**作業指示**:
[A] 後の雛についての文章をもとに、次の問いに答えよ。
(i) 「後の雛祭り」はどの季節の季語とされているか。
(ii) 「後の雛 うしろ姿こそ 見られている」が詠われているのは、だれの何という書か。
(iii) 十五夜のあとの十三夜は何と表現されるか。
[B] 後の雛についての文章を、最後の文のあとから書き進めてください。

**元の文章**:
§

3.俳句の季語と後の雛、子どもに伝えたい日本の文化
後の雛は古来より俳句の世界でも親しまれ、季語として使われている例が多くあります。
「後の雛祭り」これは晩秋の季語になります。
「後の雛」「秋の雛」「菊雛」「菊の絵櫃(えびつ)」これらも季語になります。
古来より現代に伝わる著名人の俳句に触れることで、後の雛が多くの人に親しまれていたことをご確認いただければ幸いです。
では、さっそく後の雛を季語とした俳句をご紹介します。
豊年の 雨を御覧になろう 雛達
小林一茶の「七番目記」に詠われています。
江戸時代から明治初期までは重陽の節句の時期、つまり豊年を迎える時期である旧暦の9月(現在の10月)にもお雛様を飾っていたことがこの俳句からも見えてきます。
後の雛 うしろ姿こそ 見られている
泉鏡花の「鏡花全集」に詠われています。
重陽の節句にも飾られる雛人形のうしろ姿の美しさを詠うことで、雛人形の奥ゆかしさに触れたのではないでしょうか。
後の雛 そうではあるが(だが、しかし) 十二一重だなあ
後の雛の十二一重の美しさをストレートに表現しています。
あえて飾らずに表現することで、多くの人の心をつかんだのではないでしょうか。
日本の行事は古来より繰り返されるのが特徴となっています。
そのため後にくる行事には「後の」をつけて表現します。
秋のお彼岸は「後の彼岸」、十五夜のあとの十三夜は「後の月見」、そして重陽の節句にある「後の雛」などがそれにあたります。

§

**提供記録**:
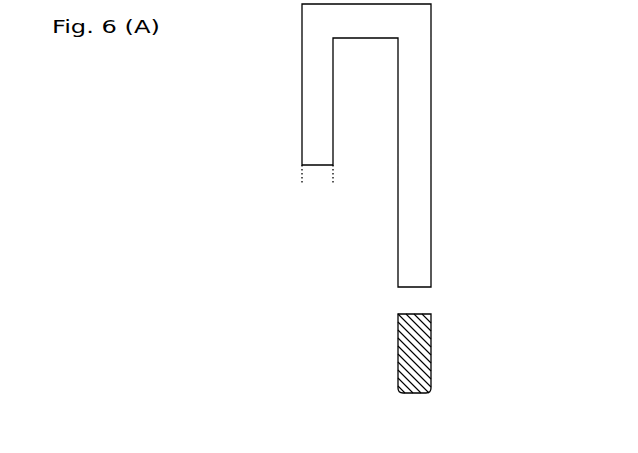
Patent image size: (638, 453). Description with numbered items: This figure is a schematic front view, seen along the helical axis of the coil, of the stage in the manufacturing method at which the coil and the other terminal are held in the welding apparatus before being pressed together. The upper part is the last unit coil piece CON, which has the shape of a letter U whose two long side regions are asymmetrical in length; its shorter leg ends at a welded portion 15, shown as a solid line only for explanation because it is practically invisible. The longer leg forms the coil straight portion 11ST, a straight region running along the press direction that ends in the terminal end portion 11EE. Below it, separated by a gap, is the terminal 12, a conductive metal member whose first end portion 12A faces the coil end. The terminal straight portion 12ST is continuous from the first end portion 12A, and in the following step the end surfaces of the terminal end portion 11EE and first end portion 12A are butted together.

The last unit coil piece CON is at (431, 190).
The welded portion 15 is at (310, 167).
The coil straight portion 11ST is at (478, 248).
The terminal end portion 11EE is at (414, 287).
The terminal 12 is at (398, 366).
The first end portion 12A is at (398, 314).
The terminal straight portion 12ST is at (431, 333).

§

**回答一覧**:
[A]
(i) 晩秋
(ii) 泉鏡花の「鏡花全集」
(iii) 後の月見

[B]
「後の」とつけることでひとつひとつの行事に奥ゆかしさを感じることができ、さらにそれを俳句で詠むことで多くの人たちから愛されていた行事だったことを感じることができます。
なお、今回引用させていただいた俳句の解釈は古語辞典をもとに独自に行いましたので、若干の解釈の違いはご了承ください。
4.富田林と後の雛
重陽の節句にまつわる後の雛は江戸時代に関西を中心に行われたと伝わっており、現在も江戸時代からの商家や民家が残っている富田林寺内町では毎年10月中旬に「後の雛まつり」を開催しています。
富田林寺内町は大阪府下で唯一の国の重要伝統的建造物群保存地区にあたり、この行事は2007年から秋の風物詩として企画・開催されています。
主な催しとしては、下記のようなものが挙げられます。
年度によって催し内容は異なりますので、富田林観光協会のホームページをご覧くださいますようお願いします。
- 寺内町界隈の旧田中家住宅、旧杉山家住宅、じないまち交流館、じないまち展望広場、本町通り軒下マーケットなどで菊花とお雛様の展示を行います。
- 上記の菊花とお雛様の展示を行う場所でお茶会などが行われます。
- 調べたところ毎年場所は変わり、予約不要で当日抹茶・お菓子代として500円前後の負担をすることで先着100名ほどの利用ができます。
- クリエーターこだわりの作品の展示販売と観葉植物販売と占いのイベントを行います。
後の雛の良さをもっと知りたいとお考えの方や、雛人形を年に二度飾る楽しみを堪能したいものの雛人形を買うことに迷いがある方は是非足を運んでください。
富田林市寺内町は大阪市内よりさらに電車で30分から1時間ほど時間がかかるためおっくうに感じるかもしれませんが、時間に追われる日々を忘れることができるその空間は時間をかけてでも足を運ぶ価値があります。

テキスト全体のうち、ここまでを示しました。